TASK PROMPT:
Scan the lines below for the string "JSON" and copy every one that has it.

---

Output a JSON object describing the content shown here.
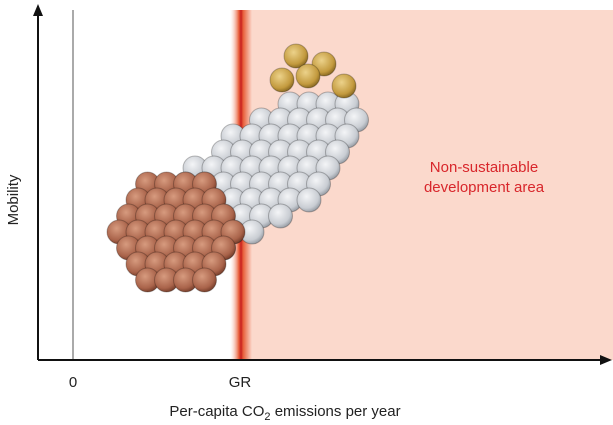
{
  "axes": {
    "y_label": "Mobility",
    "x_label": "Per-capita CO",
    "x_label_sub": "2",
    "x_label_rest": " emissions per year",
    "x_ticks": [
      "0",
      "GR"
    ]
  },
  "annotation": [
    "Non-sustainable",
    "development area"
  ]
}
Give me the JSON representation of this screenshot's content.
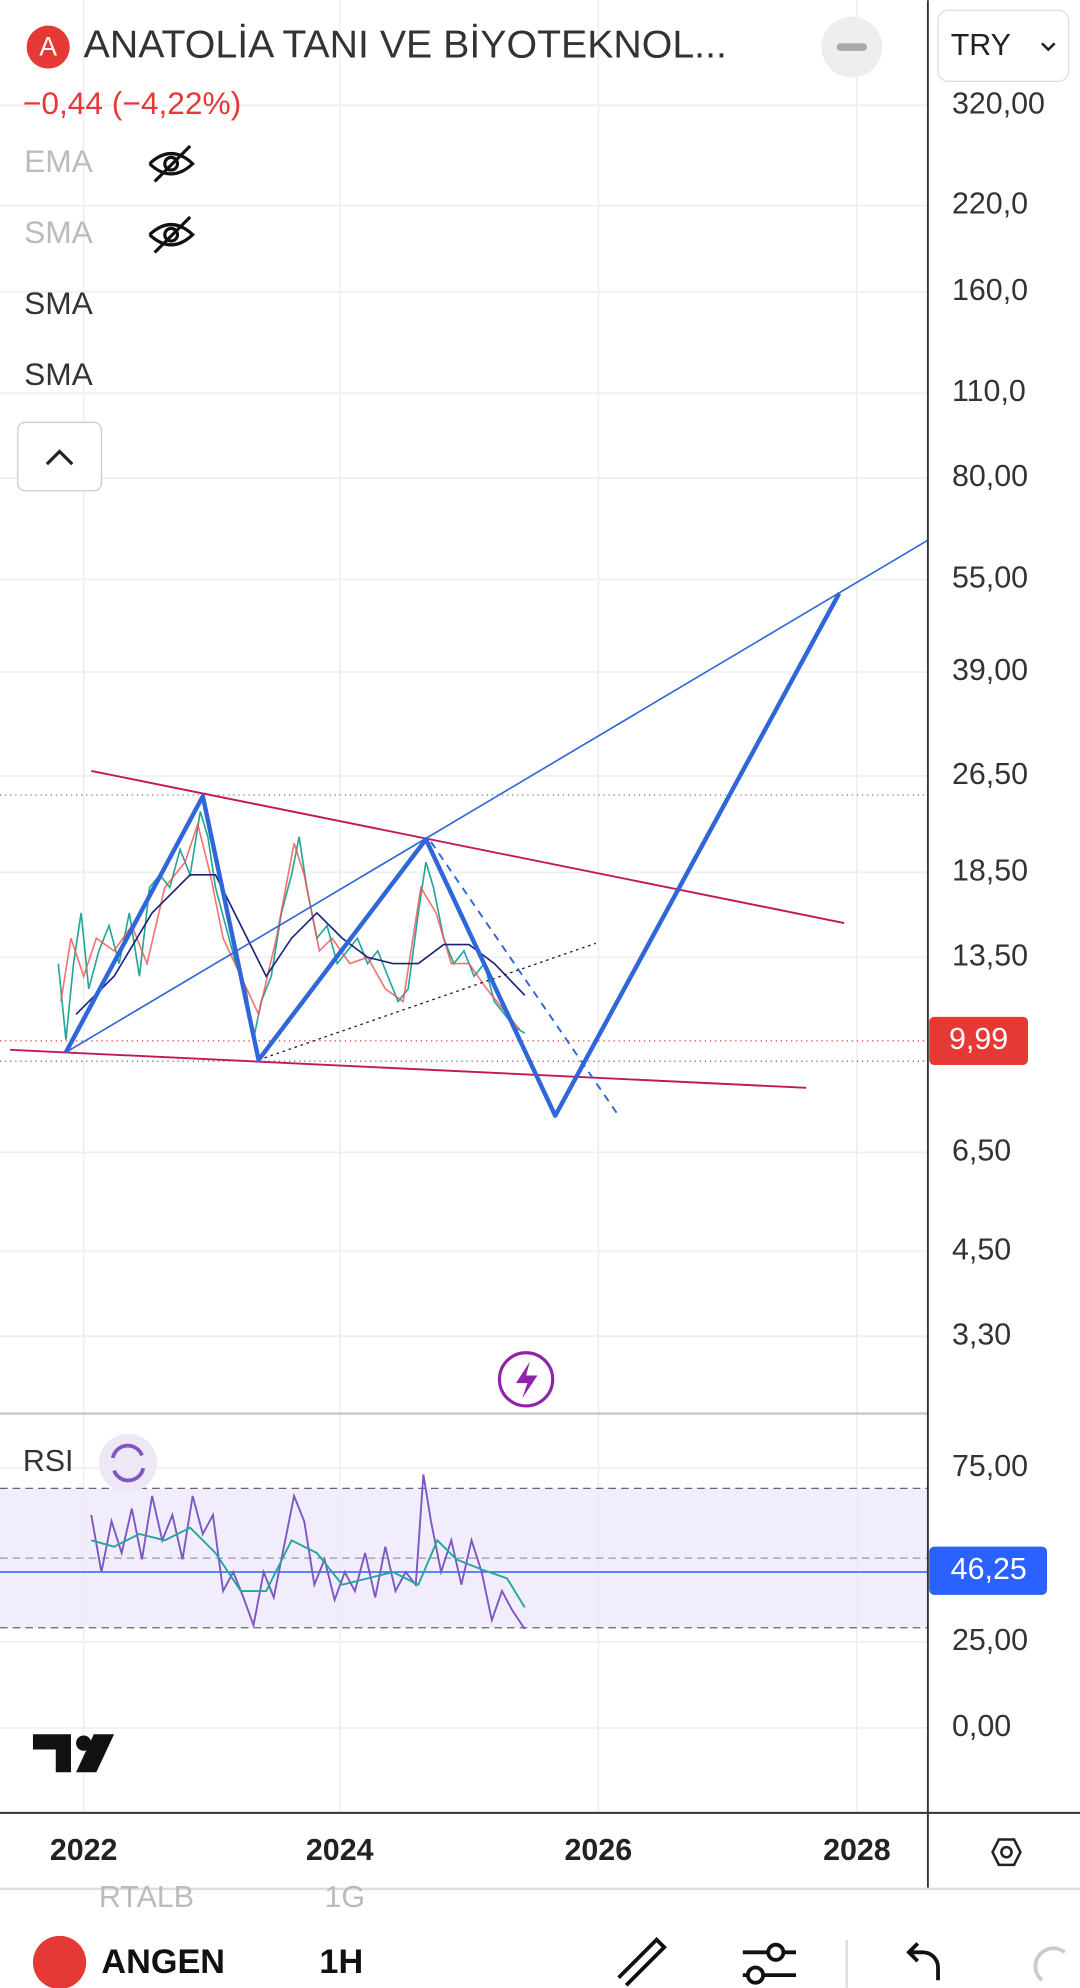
{
  "header": {
    "badge": "A",
    "title": "ANATOLİA TANI VE BİYOTEKNOL...",
    "change": "−0,44 (−4,22%)",
    "currency": "TRY"
  },
  "indicators": [
    "EMA",
    "SMA",
    "SMA",
    "SMA"
  ],
  "price_axis": [
    "320,00",
    "220,0",
    "160,0",
    "110,0",
    "80,00",
    "55,00",
    "39,00",
    "26,50",
    "18,50",
    "13,50",
    "6,50",
    "4,50",
    "3,30"
  ],
  "last_price": "9,99",
  "rsi": {
    "label": "RSI",
    "axis": [
      "75,00",
      "25,00",
      "0,00"
    ],
    "value": "46,25"
  },
  "time_axis": [
    "2022",
    "2024",
    "2026",
    "2028"
  ],
  "bottom": {
    "peek": [
      "RTALB",
      "1G"
    ],
    "symbol": "ANGEN",
    "interval": "1H"
  }
}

---

REPLY:
Output a JSON object describing the content shown here.
Give me the JSON representation of this screenshot's content.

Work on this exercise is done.